-- start Records to use --

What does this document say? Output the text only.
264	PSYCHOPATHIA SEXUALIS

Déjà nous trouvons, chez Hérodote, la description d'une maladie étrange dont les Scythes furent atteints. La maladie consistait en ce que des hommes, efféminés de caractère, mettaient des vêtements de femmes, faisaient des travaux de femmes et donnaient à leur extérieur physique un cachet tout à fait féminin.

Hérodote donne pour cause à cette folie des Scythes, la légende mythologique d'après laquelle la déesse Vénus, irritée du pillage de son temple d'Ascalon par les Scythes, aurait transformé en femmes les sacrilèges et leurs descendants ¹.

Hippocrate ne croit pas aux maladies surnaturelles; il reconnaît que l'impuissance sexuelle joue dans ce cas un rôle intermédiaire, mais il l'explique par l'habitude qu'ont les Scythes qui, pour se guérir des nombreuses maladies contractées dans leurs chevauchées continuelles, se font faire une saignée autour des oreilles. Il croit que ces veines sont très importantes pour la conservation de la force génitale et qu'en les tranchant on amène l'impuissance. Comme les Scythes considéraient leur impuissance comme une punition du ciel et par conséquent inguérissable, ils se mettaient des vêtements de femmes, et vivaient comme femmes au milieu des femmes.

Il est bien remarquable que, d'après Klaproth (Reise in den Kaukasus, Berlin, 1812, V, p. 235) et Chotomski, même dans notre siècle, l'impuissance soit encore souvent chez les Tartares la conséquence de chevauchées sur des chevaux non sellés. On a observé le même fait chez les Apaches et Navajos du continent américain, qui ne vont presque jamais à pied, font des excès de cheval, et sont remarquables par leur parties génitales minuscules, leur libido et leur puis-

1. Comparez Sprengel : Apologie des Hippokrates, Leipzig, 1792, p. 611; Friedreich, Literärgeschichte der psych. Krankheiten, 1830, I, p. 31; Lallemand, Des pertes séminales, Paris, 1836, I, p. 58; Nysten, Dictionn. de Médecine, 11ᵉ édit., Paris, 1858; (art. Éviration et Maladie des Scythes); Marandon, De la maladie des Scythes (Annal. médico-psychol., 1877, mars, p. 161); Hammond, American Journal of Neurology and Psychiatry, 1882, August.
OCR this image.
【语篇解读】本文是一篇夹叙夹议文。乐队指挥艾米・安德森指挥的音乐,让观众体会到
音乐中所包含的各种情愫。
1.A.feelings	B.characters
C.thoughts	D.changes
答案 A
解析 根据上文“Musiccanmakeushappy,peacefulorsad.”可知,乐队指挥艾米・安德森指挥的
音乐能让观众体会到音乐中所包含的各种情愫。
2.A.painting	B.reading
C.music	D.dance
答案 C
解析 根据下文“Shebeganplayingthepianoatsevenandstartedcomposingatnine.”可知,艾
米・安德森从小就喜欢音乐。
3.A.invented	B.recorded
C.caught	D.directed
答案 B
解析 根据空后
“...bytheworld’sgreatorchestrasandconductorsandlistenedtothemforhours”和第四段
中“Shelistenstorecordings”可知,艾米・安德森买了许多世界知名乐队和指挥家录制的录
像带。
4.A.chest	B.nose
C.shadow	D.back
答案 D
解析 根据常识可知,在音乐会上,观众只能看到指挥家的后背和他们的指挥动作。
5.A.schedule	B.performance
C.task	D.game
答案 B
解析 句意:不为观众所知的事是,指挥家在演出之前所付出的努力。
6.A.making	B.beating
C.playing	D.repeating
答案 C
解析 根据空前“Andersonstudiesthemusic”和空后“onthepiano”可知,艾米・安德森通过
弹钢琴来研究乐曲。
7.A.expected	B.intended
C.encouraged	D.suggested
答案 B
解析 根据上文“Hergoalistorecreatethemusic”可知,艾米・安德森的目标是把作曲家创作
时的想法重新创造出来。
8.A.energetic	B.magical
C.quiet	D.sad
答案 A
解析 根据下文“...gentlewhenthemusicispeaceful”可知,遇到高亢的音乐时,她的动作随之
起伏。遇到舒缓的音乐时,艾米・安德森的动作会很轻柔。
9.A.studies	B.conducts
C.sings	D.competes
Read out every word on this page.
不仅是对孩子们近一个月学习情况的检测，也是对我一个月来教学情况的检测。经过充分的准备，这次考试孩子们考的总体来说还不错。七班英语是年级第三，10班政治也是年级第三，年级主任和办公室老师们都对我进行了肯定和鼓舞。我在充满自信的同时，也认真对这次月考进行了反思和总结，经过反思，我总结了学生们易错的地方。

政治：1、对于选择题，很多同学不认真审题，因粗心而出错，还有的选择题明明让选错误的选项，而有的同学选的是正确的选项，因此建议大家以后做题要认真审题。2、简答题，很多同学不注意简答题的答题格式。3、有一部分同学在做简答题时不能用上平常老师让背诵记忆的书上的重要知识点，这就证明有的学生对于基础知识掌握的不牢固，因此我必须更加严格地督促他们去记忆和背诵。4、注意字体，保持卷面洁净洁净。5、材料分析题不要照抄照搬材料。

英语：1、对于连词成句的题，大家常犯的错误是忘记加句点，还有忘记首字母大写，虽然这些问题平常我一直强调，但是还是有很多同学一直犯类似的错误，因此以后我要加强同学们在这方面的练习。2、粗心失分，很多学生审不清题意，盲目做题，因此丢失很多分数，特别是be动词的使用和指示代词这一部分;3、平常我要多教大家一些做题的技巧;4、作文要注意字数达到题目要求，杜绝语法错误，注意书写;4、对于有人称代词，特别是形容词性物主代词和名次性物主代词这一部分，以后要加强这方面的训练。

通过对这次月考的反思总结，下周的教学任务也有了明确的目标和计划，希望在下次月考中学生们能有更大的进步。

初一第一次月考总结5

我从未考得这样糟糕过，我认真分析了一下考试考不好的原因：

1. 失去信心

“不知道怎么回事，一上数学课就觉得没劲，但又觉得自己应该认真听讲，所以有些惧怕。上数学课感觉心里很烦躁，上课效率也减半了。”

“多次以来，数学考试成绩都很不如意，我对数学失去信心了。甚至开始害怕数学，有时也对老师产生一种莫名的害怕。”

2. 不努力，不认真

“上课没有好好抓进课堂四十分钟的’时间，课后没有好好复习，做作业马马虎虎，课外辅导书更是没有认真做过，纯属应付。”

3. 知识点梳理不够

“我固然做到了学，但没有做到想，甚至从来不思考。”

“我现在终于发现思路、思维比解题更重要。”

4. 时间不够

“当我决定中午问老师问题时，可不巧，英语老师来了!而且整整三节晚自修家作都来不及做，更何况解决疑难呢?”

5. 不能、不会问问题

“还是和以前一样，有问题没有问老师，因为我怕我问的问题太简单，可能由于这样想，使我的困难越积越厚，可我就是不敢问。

-- end Records to use --

## Task objective
Output all of the data again. Match it exactly.

## Result
What does this document say? Output the text only.
264	PSYCHOPATHIA SEXUALIS

Déjà nous trouvons, chez Hérodote, la description d'une maladie étrange dont les Scythes furent atteints. La maladie consistait en ce que des hommes, efféminés de caractère, mettaient des vêtements de femmes, faisaient des travaux de femmes et donnaient à leur extérieur physique un cachet tout à fait féminin.

Hérodote donne pour cause à cette folie des Scythes, la légende mythologique d'après laquelle la déesse Vénus, irritée du pillage de son temple d'Ascalon par les Scythes, aurait transformé en femmes les sacrilèges et leurs descendants ¹.

Hippocrate ne croit pas aux maladies surnaturelles; il reconnaît que l'impuissance sexuelle joue dans ce cas un rôle intermédiaire, mais il l'explique par l'habitude qu'ont les Scythes qui, pour se guérir des nombreuses maladies contractées dans leurs chevauchées continuelles, se font faire une saignée autour des oreilles. Il croit que ces veines sont très importantes pour la conservation de la force génitale et qu'en les tranchant on amène l'impuissance. Comme les Scythes considéraient leur impuissance comme une punition du ciel et par conséquent inguérissable, ils se mettaient des vêtements de femmes, et vivaient comme femmes au milieu des femmes.

Il est bien remarquable que, d'après Klaproth (Reise in den Kaukasus, Berlin, 1812, V, p. 235) et Chotomski, même dans notre siècle, l'impuissance soit encore souvent chez les Tartares la conséquence de chevauchées sur des chevaux non sellés. On a observé le même fait chez les Apaches et Navajos du continent américain, qui ne vont presque jamais à pied, font des excès de cheval, et sont remarquables par leur parties génitales minuscules, leur libido et leur puis-

1. Comparez Sprengel : Apologie des Hippokrates, Leipzig, 1792, p. 611; Friedreich, Literärgeschichte der psych. Krankheiten, 1830, I, p. 31; Lallemand, Des pertes séminales, Paris, 1836, I, p. 58; Nysten, Dictionn. de Médecine, 11ᵉ édit., Paris, 1858; (art. Éviration et Maladie des Scythes); Marandon, De la maladie des Scythes (Annal. médico-psychol., 1877, mars, p. 161); Hammond, American Journal of Neurology and Psychiatry, 1882, August.
OCR this image.
【语篇解读】本文是一篇夹叙夹议文。乐队指挥艾米・安德森指挥的音乐,让观众体会到
音乐中所包含的各种情愫。
1.A.feelings	B.characters
C.thoughts	D.changes
答案 A
解析 根据上文“Musiccanmakeushappy,peacefulorsad.”可知,乐队指挥艾米・安德森指挥的
音乐能让观众体会到音乐中所包含的各种情愫。
2.A.painting	B.reading
C.music	D.dance
答案 C
解析 根据下文“Shebeganplayingthepianoatsevenandstartedcomposingatnine.”可知,艾
米・安德森从小就喜欢音乐。
3.A.invented	B.recorded
C.caught	D.directed
答案 B
解析 根据空后
“...bytheworld’sgreatorchestrasandconductorsandlistenedtothemforhours”和第四段
中“Shelistenstorecordings”可知,艾米・安德森买了许多世界知名乐队和指挥家录制的录
像带。
4.A.chest	B.nose
C.shadow	D.back
答案 D
解析 根据常识可知,在音乐会上,观众只能看到指挥家的后背和他们的指挥动作。
5.A.schedule	B.performance
C.task	D.game
答案 B
解析 句意:不为观众所知的事是,指挥家在演出之前所付出的努力。
6.A.making	B.beating
C.playing	D.repeating
答案 C
解析 根据空前“Andersonstudiesthemusic”和空后“onthepiano”可知,艾米・安德森通过
弹钢琴来研究乐曲。
7.A.expected	B.intended
C.encouraged	D.suggested
答案 B
解析 根据上文“Hergoalistorecreatethemusic”可知,艾米・安德森的目标是把作曲家创作
时的想法重新创造出来。
8.A.energetic	B.magical
C.quiet	D.sad
答案 A
解析 根据下文“...gentlewhenthemusicispeaceful”可知,遇到高亢的音乐时,她的动作随之
起伏。遇到舒缓的音乐时,艾米・安德森的动作会很轻柔。
9.A.studies	B.conducts
C.sings	D.competes
Read out every word on this page.
不仅是对孩子们近一个月学习情况的检测，也是对我一个月来教学情况的检测。经过充分的准备，这次考试孩子们考的总体来说还不错。七班英语是年级第三，10班政治也是年级第三，年级主任和办公室老师们都对我进行了肯定和鼓舞。我在充满自信的同时，也认真对这次月考进行了反思和总结，经过反思，我总结了学生们易错的地方。

政治：1、对于选择题，很多同学不认真审题，因粗心而出错，还有的选择题明明让选错误的选项，而有的同学选的是正确的选项，因此建议大家以后做题要认真审题。2、简答题，很多同学不注意简答题的答题格式。3、有一部分同学在做简答题时不能用上平常老师让背诵记忆的书上的重要知识点，这就证明有的学生对于基础知识掌握的不牢固，因此我必须更加严格地督促他们去记忆和背诵。4、注意字体，保持卷面洁净洁净。5、材料分析题不要照抄照搬材料。

英语：1、对于连词成句的题，大家常犯的错误是忘记加句点，还有忘记首字母大写，虽然这些问题平常我一直强调，但是还是有很多同学一直犯类似的错误，因此以后我要加强同学们在这方面的练习。2、粗心失分，很多学生审不清题意，盲目做题，因此丢失很多分数，特别是be动词的使用和指示代词这一部分;3、平常我要多教大家一些做题的技巧;4、作文要注意字数达到题目要求，杜绝语法错误，注意书写;4、对于有人称代词，特别是形容词性物主代词和名次性物主代词这一部分，以后要加强这方面的训练。

通过对这次月考的反思总结，下周的教学任务也有了明确的目标和计划，希望在下次月考中学生们能有更大的进步。

初一第一次月考总结5

我从未考得这样糟糕过，我认真分析了一下考试考不好的原因：

1. 失去信心

“不知道怎么回事，一上数学课就觉得没劲，但又觉得自己应该认真听讲，所以有些惧怕。上数学课感觉心里很烦躁，上课效率也减半了。”

“多次以来，数学考试成绩都很不如意，我对数学失去信心了。甚至开始害怕数学，有时也对老师产生一种莫名的害怕。”

2. 不努力，不认真

“上课没有好好抓进课堂四十分钟的’时间，课后没有好好复习，做作业马马虎虎，课外辅导书更是没有认真做过，纯属应付。”

3. 知识点梳理不够

“我固然做到了学，但没有做到想，甚至从来不思考。”

“我现在终于发现思路、思维比解题更重要。”

4. 时间不够

“当我决定中午问老师问题时，可不巧，英语老师来了!而且整整三节晚自修家作都来不及做，更何况解决疑难呢?”

5. 不能、不会问问题

“还是和以前一样，有问题没有问老师，因为我怕我问的问题太简单，可能由于这样想，使我的困难越积越厚，可我就是不敢问。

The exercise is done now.